[Document page transcript entries]
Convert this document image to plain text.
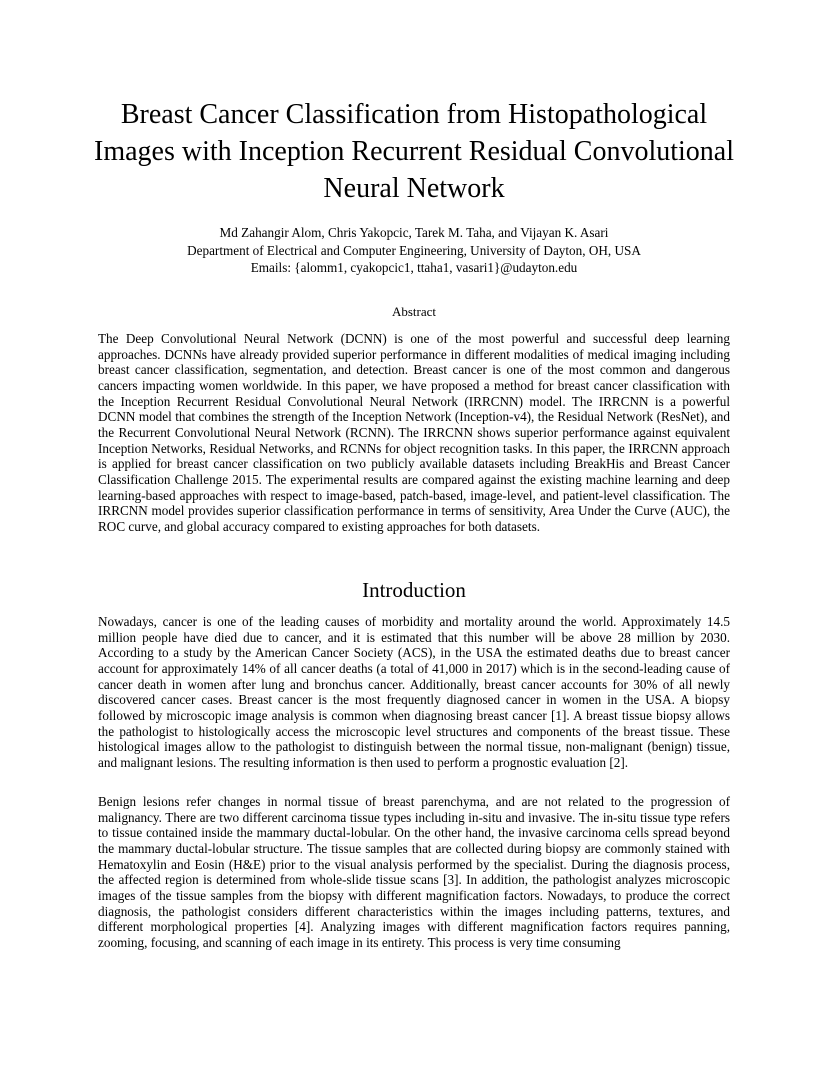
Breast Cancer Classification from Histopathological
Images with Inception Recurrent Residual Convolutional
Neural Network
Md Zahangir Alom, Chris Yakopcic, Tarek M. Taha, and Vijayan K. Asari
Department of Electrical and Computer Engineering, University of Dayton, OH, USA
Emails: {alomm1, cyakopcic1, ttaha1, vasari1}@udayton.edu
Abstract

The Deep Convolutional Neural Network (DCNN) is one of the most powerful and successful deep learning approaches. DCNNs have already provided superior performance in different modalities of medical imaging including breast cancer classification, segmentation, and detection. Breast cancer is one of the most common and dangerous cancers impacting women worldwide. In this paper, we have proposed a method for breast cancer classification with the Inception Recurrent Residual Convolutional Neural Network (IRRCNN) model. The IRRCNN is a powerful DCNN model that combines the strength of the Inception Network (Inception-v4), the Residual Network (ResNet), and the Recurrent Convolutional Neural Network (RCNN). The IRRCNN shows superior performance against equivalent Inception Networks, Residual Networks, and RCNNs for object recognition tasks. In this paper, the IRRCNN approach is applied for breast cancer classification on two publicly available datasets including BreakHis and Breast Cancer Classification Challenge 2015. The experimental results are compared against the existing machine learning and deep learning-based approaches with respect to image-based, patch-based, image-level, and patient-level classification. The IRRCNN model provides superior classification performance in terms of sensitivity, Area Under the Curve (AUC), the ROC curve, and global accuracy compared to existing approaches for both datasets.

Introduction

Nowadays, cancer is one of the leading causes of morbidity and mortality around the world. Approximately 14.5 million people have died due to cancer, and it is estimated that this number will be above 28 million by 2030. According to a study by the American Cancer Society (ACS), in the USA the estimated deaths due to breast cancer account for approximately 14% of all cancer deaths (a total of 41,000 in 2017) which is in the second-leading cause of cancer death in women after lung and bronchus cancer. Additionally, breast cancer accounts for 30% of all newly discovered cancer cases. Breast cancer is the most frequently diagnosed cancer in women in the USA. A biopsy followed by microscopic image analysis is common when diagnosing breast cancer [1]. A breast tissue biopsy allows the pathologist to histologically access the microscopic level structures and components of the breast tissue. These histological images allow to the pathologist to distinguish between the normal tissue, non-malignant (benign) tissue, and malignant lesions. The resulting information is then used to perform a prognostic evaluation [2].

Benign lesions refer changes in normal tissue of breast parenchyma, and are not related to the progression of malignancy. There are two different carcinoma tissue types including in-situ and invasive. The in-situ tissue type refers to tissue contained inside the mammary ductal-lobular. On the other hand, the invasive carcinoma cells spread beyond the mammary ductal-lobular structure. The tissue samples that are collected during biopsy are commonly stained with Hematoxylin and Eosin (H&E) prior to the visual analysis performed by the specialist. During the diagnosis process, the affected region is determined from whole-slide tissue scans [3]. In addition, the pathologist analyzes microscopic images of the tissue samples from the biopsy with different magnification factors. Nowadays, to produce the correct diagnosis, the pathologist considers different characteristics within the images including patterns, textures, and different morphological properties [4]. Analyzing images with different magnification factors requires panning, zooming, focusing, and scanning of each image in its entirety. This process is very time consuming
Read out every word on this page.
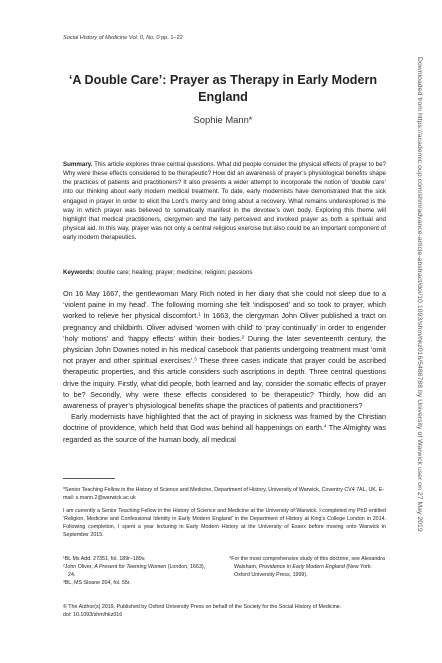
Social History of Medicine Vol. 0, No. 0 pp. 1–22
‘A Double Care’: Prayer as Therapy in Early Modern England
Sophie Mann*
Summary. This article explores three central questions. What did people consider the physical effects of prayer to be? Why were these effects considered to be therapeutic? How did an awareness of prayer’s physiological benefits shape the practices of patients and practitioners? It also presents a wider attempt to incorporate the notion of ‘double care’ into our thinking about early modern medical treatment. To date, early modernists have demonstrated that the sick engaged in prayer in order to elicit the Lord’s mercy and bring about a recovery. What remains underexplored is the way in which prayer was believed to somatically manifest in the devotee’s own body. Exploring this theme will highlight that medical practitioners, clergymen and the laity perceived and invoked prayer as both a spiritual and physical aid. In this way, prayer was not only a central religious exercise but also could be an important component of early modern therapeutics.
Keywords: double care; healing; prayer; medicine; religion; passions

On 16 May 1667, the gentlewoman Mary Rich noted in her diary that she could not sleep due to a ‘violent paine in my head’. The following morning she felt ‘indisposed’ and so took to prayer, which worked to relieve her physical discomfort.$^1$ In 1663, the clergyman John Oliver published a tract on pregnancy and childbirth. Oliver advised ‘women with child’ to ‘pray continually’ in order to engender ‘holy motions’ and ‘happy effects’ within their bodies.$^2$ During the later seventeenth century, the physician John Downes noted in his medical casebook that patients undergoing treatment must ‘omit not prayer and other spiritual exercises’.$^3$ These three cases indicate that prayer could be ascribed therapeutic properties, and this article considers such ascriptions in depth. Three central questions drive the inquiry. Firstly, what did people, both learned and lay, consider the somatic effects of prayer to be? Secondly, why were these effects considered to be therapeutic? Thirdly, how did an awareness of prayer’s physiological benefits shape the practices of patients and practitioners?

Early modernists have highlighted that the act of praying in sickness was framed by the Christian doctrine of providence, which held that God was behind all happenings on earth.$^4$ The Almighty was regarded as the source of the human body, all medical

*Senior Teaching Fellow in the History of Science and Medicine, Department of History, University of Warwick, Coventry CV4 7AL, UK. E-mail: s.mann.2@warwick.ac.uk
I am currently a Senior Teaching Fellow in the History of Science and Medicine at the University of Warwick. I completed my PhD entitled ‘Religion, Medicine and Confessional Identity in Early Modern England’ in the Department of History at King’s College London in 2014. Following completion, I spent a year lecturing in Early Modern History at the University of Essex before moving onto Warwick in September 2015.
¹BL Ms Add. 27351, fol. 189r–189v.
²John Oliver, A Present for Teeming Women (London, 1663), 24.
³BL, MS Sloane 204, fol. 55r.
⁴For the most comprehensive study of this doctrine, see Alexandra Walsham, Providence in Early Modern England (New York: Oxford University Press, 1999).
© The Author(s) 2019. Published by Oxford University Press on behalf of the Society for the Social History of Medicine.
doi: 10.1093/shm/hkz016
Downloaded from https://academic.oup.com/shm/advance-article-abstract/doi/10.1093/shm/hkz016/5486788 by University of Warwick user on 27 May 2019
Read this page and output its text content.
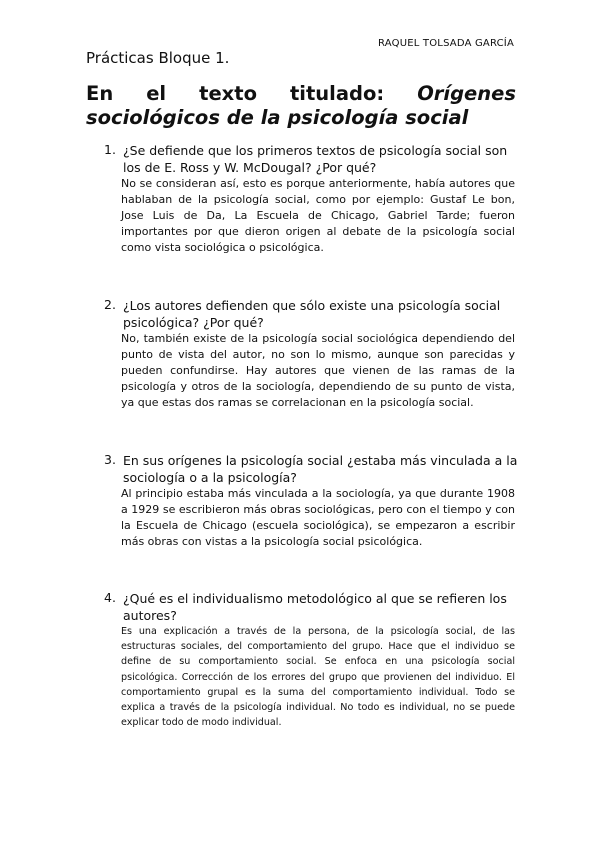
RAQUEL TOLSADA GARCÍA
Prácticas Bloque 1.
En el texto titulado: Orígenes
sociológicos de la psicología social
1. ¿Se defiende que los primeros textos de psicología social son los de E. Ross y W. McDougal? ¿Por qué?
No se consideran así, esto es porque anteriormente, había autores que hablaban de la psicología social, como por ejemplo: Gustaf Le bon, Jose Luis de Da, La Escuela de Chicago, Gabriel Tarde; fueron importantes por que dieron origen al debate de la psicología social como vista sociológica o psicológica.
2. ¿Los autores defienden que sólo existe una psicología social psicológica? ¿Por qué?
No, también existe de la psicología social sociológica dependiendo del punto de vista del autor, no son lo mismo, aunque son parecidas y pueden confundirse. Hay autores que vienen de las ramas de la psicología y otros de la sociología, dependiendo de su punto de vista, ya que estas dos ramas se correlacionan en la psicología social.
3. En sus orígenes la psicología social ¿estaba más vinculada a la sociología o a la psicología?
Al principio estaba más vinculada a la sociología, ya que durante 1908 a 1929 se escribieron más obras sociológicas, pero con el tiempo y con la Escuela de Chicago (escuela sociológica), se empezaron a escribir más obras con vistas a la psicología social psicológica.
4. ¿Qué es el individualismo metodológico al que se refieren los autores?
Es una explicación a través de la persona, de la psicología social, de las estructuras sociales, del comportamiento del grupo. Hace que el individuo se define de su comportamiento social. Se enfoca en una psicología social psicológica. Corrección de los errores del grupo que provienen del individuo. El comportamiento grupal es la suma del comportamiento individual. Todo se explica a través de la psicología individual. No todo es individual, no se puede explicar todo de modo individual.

---

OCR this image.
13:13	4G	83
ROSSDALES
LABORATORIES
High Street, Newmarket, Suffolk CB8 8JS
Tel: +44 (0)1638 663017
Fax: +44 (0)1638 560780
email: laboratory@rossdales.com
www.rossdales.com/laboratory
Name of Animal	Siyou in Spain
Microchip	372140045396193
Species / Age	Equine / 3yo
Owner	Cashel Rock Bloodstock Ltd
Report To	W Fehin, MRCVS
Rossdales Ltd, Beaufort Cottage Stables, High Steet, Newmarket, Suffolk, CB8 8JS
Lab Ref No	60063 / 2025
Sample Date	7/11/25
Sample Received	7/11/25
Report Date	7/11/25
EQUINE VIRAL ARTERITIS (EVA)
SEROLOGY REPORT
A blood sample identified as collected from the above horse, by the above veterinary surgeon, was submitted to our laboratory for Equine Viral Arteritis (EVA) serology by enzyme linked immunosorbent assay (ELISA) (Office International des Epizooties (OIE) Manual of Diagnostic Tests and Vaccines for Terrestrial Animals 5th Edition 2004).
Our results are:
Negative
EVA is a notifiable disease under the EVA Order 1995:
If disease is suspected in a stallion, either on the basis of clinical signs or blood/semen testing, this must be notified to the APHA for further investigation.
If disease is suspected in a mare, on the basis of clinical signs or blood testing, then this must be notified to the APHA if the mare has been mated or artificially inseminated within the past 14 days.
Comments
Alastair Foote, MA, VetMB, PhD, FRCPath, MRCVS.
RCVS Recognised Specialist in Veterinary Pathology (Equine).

= Prompt =
Search the entries for the word "Press" and show every line that has it.

= Completed exercise =
⁴For the most comprehensive study of this doctrine, see Alexandra Walsham, Providence in Early Modern England (New York: Oxford University Press, 1999).
© The Author(s) 2019. Published by Oxford University Press on behalf of the Society for the Social History of Medicine.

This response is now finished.